• [Dataset items]
|---|
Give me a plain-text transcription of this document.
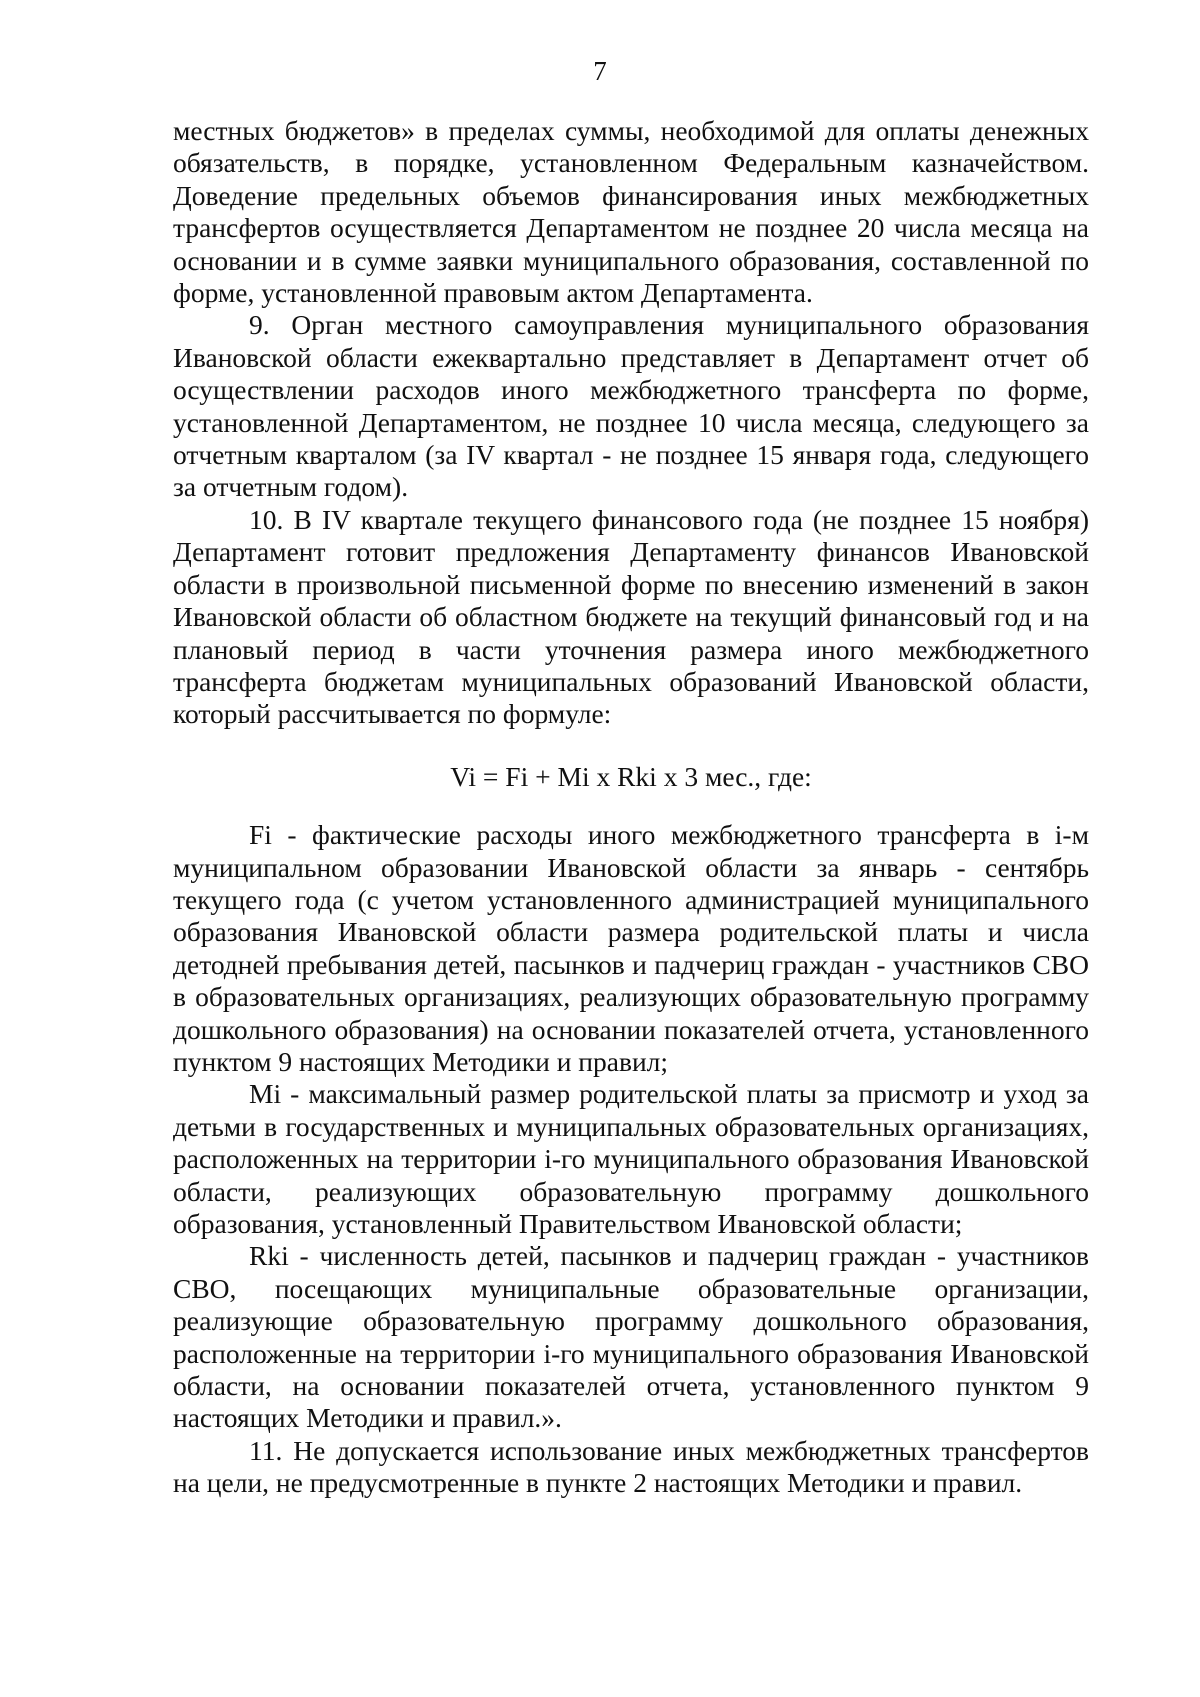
7

местных бюджетов» в пределах суммы, необходимой для оплаты денежных обязательств, в порядке, установленном Федеральным казначейством. Доведение предельных объемов финансирования иных межбюджетных трансфертов осуществляется Департаментом не позднее 20 числа месяца на основании и в сумме заявки муниципального образования, составленной по форме, установленной правовым актом Департамента.

9. Орган местного самоуправления муниципального образования Ивановской области ежеквартально представляет в Департамент отчет об осуществлении расходов иного межбюджетного трансферта по форме, установленной Департаментом, не позднее 10 числа месяца, следующего за отчетным кварталом (за IV квартал - не позднее 15 января года, следующего за отчетным годом).

10. В IV квартале текущего финансового года (не позднее 15 ноября) Департамент готовит предложения Департаменту финансов Ивановской области в произвольной письменной форме по внесению изменений в закон Ивановской области об областном бюджете на текущий финансовый год и на плановый период в части уточнения размера иного межбюджетного трансферта бюджетам муниципальных образований Ивановской области, который рассчитывается по формуле:

Vi = Fi + Mi x Rki x 3 мес., где:

Fi - фактические расходы иного межбюджетного трансферта в i-м муниципальном образовании Ивановской области за январь - сентябрь текущего года (с учетом установленного администрацией муниципального образования Ивановской области размера родительской платы и числа детодней пребывания детей, пасынков и падчериц граждан - участников СВО в образовательных организациях, реализующих образовательную программу дошкольного образования) на основании показателей отчета, установленного пунктом 9 настоящих Методики и правил;

Mi - максимальный размер родительской платы за присмотр и уход за детьми в государственных и муниципальных образовательных организациях, расположенных на территории i-го муниципального образования Ивановской области, реализующих образовательную программу дошкольного образования, установленный Правительством Ивановской области;

Rki - численность детей, пасынков и падчериц граждан - участников СВО, посещающих муниципальные образовательные организации, реализующие образовательную программу дошкольного образования, расположенные на территории i-го муниципального образования Ивановской области, на основании показателей отчета, установленного пунктом 9 настоящих Методики и правил.».

11. Не допускается использование иных межбюджетных трансфертов на цели, не предусмотренные в пункте 2 настоящих Методики и правил.
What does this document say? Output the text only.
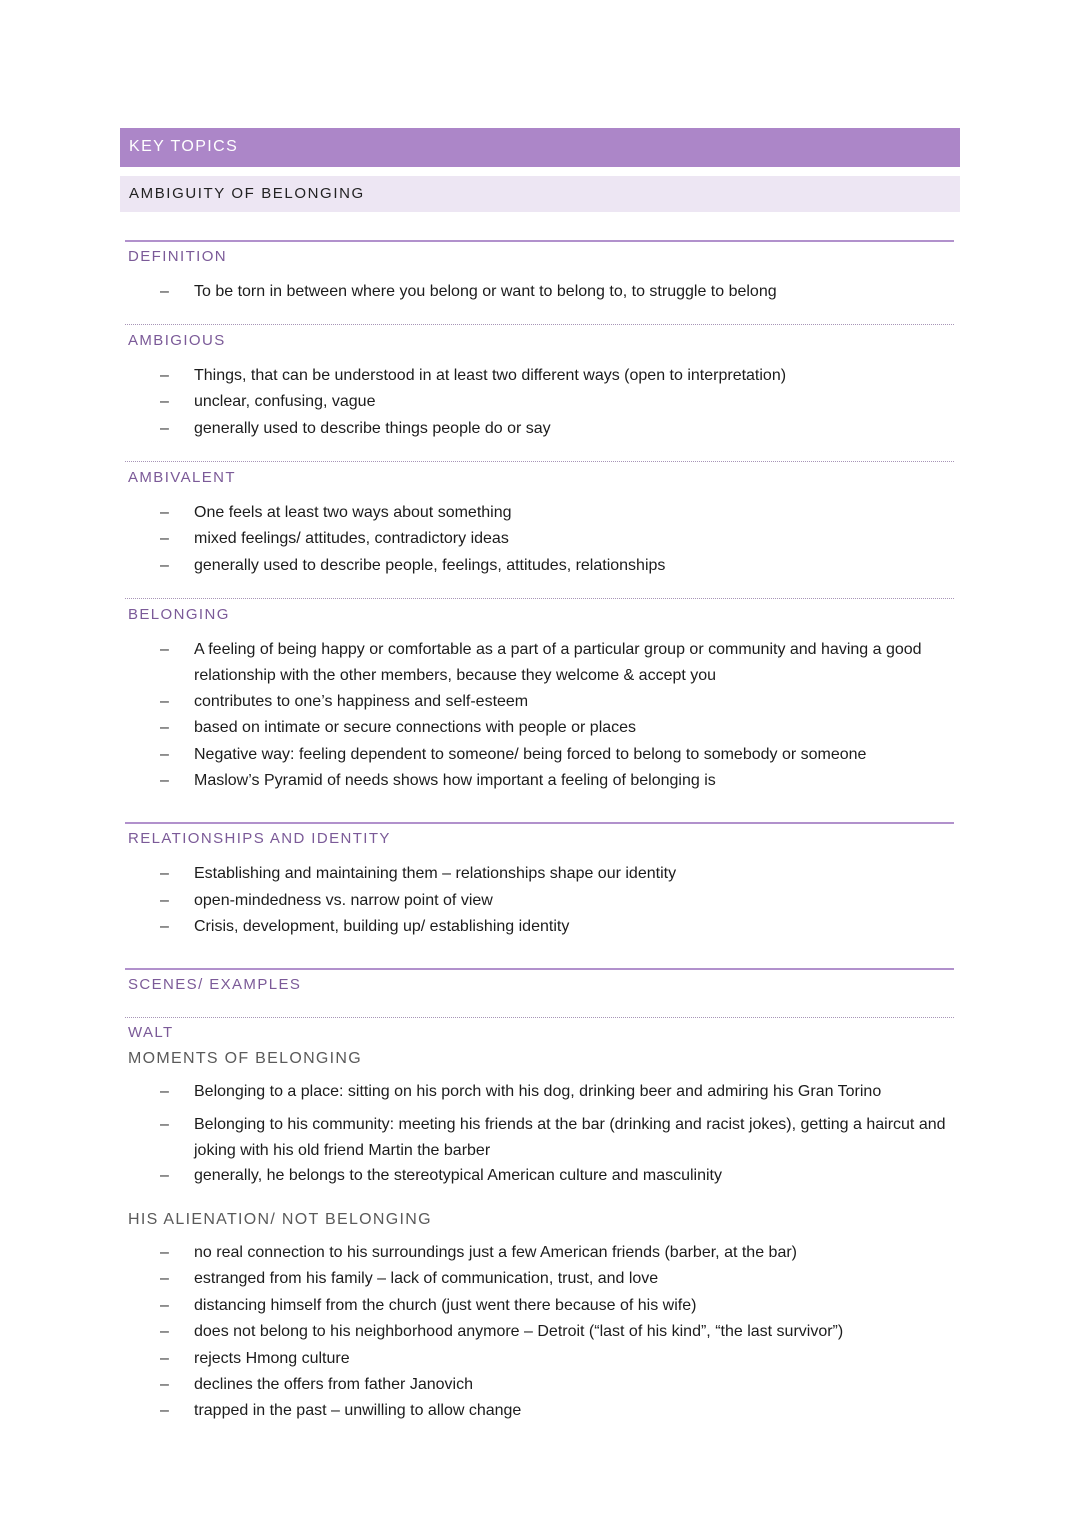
KEY TOPICS
AMBIGUITY OF BELONGING
DEFINITION
– To be torn in between where you belong or want to belong to, to struggle to belong
AMBIGIOUS
– Things, that can be understood in at least two different ways (open to interpretation)
– unclear, confusing, vague
– generally used to describe things people do or say
AMBIVALENT
– One feels at least two ways about something
– mixed feelings/ attitudes, contradictory ideas
– generally used to describe people, feelings, attitudes, relationships
BELONGING
– A feeling of being happy or comfortable as a part of a particular group or community and having a good relationship with the other members, because they welcome & accept you
– contributes to one’s happiness and self-esteem
– based on intimate or secure connections with people or places
– Negative way: feeling dependent to someone/ being forced to belong to somebody or someone
– Maslow’s Pyramid of needs shows how important a feeling of belonging is
RELATIONSHIPS AND IDENTITY
– Establishing and maintaining them – relationships shape our identity
– open-mindedness vs. narrow point of view
– Crisis, development, building up/ establishing identity
SCENES/ EXAMPLES
WALT
MOMENTS OF BELONGING
– Belonging to a place: sitting on his porch with his dog, drinking beer and admiring his Gran Torino
– Belonging to his community: meeting his friends at the bar (drinking and racist jokes), getting a haircut and joking with his old friend Martin the barber
– generally, he belongs to the stereotypical American culture and masculinity
HIS ALIENATION/ NOT BELONGING
– no real connection to his surroundings just a few American friends (barber, at the bar)
– estranged from his family – lack of communication, trust, and love
– distancing himself from the church (just went there because of his wife)
– does not belong to his neighborhood anymore – Detroit (“last of his kind”, “the last survivor”)
– rejects Hmong culture
– declines the offers from father Janovich
– trapped in the past – unwilling to allow change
|---|
• [TASK TO COMPLETE]
Omit any images, then output the listing exactly.

• [TASK RESULT]
Give me a plain-text transcription of this document.
7

местных бюджетов» в пределах суммы, необходимой для оплаты денежных обязательств, в порядке, установленном Федеральным казначейством. Доведение предельных объемов финансирования иных межбюджетных трансфертов осуществляется Департаментом не позднее 20 числа месяца на основании и в сумме заявки муниципального образования, составленной по форме, установленной правовым актом Департамента.

9. Орган местного самоуправления муниципального образования Ивановской области ежеквартально представляет в Департамент отчет об осуществлении расходов иного межбюджетного трансферта по форме, установленной Департаментом, не позднее 10 числа месяца, следующего за отчетным кварталом (за IV квартал - не позднее 15 января года, следующего за отчетным годом).

10. В IV квартале текущего финансового года (не позднее 15 ноября) Департамент готовит предложения Департаменту финансов Ивановской области в произвольной письменной форме по внесению изменений в закон Ивановской области об областном бюджете на текущий финансовый год и на плановый период в части уточнения размера иного межбюджетного трансферта бюджетам муниципальных образований Ивановской области, который рассчитывается по формуле:

Vi = Fi + Mi x Rki x 3 мес., где:

Fi - фактические расходы иного межбюджетного трансферта в i-м муниципальном образовании Ивановской области за январь - сентябрь текущего года (с учетом установленного администрацией муниципального образования Ивановской области размера родительской платы и числа детодней пребывания детей, пасынков и падчериц граждан - участников СВО в образовательных организациях, реализующих образовательную программу дошкольного образования) на основании показателей отчета, установленного пунктом 9 настоящих Методики и правил;

Mi - максимальный размер родительской платы за присмотр и уход за детьми в государственных и муниципальных образовательных организациях, расположенных на территории i-го муниципального образования Ивановской области, реализующих образовательную программу дошкольного образования, установленный Правительством Ивановской области;

Rki - численность детей, пасынков и падчериц граждан - участников СВО, посещающих муниципальные образовательные организации, реализующие образовательную программу дошкольного образования, расположенные на территории i-го муниципального образования Ивановской области, на основании показателей отчета, установленного пунктом 9 настоящих Методики и правил.».

11. Не допускается использование иных межбюджетных трансфертов на цели, не предусмотренные в пункте 2 настоящих Методики и правил.
What does this document say? Output the text only.
KEY TOPICS
AMBIGUITY OF BELONGING
DEFINITION
– To be torn in between where you belong or want to belong to, to struggle to belong
AMBIGIOUS
– Things, that can be understood in at least two different ways (open to interpretation)
– unclear, confusing, vague
– generally used to describe things people do or say
AMBIVALENT
– One feels at least two ways about something
– mixed feelings/ attitudes, contradictory ideas
– generally used to describe people, feelings, attitudes, relationships
BELONGING
– A feeling of being happy or comfortable as a part of a particular group or community and having a good relationship with the other members, because they welcome & accept you
– contributes to one’s happiness and self-esteem
– based on intimate or secure connections with people or places
– Negative way: feeling dependent to someone/ being forced to belong to somebody or someone
– Maslow’s Pyramid of needs shows how important a feeling of belonging is
RELATIONSHIPS AND IDENTITY
– Establishing and maintaining them – relationships shape our identity
– open-mindedness vs. narrow point of view
– Crisis, development, building up/ establishing identity
SCENES/ EXAMPLES
WALT
MOMENTS OF BELONGING
– Belonging to a place: sitting on his porch with his dog, drinking beer and admiring his Gran Torino
– Belonging to his community: meeting his friends at the bar (drinking and racist jokes), getting a haircut and joking with his old friend Martin the barber
– generally, he belongs to the stereotypical American culture and masculinity
HIS ALIENATION/ NOT BELONGING
– no real connection to his surroundings just a few American friends (barber, at the bar)
– estranged from his family – lack of communication, trust, and love
– distancing himself from the church (just went there because of his wife)
– does not belong to his neighborhood anymore – Detroit (“last of his kind”, “the last survivor”)
– rejects Hmong culture
– declines the offers from father Janovich
– trapped in the past – unwilling to allow change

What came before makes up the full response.